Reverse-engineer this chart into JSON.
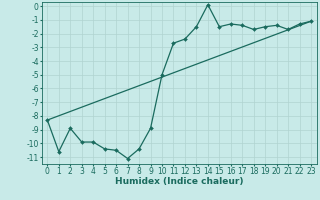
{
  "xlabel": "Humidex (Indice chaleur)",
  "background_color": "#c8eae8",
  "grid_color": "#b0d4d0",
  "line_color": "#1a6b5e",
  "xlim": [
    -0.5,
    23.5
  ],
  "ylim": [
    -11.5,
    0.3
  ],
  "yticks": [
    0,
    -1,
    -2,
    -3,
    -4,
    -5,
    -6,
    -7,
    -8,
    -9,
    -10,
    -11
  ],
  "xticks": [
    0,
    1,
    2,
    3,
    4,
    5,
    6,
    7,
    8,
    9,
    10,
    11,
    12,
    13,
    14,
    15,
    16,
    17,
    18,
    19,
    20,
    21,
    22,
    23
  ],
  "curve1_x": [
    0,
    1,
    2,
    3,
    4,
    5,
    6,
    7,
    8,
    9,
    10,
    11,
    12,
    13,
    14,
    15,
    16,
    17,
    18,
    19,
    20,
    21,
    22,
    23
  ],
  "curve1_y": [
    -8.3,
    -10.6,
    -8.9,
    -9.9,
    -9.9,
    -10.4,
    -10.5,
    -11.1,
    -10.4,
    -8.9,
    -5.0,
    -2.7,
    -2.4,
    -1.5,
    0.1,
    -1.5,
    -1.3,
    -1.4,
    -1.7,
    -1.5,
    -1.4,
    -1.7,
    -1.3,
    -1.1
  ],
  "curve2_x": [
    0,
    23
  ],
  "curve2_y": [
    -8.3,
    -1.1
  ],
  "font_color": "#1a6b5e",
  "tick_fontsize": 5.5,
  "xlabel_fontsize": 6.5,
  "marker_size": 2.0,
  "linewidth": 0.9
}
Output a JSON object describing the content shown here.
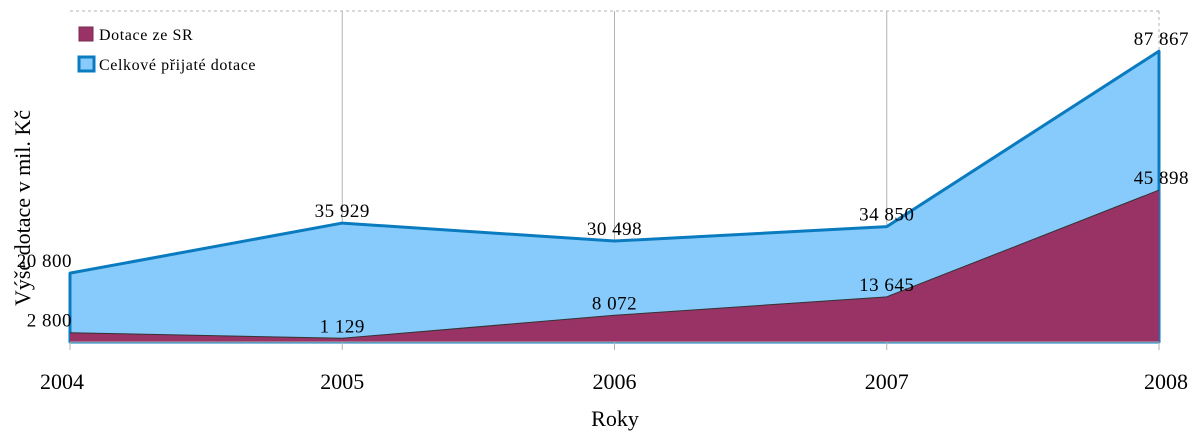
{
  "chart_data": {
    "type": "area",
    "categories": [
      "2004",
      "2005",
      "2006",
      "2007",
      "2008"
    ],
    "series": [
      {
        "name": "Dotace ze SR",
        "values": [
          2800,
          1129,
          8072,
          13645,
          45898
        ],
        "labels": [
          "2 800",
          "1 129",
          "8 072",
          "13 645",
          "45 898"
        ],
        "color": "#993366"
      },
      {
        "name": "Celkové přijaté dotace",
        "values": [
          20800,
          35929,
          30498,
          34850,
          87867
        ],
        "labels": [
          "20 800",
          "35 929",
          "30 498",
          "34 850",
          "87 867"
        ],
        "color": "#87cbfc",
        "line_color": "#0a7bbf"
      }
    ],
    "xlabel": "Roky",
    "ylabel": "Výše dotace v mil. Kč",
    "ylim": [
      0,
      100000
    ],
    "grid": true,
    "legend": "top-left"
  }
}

-*-

• _Goal_
Each line containing the word "name" counts once; say how many such lines there are, giving only the number.

• _Response to the task_
2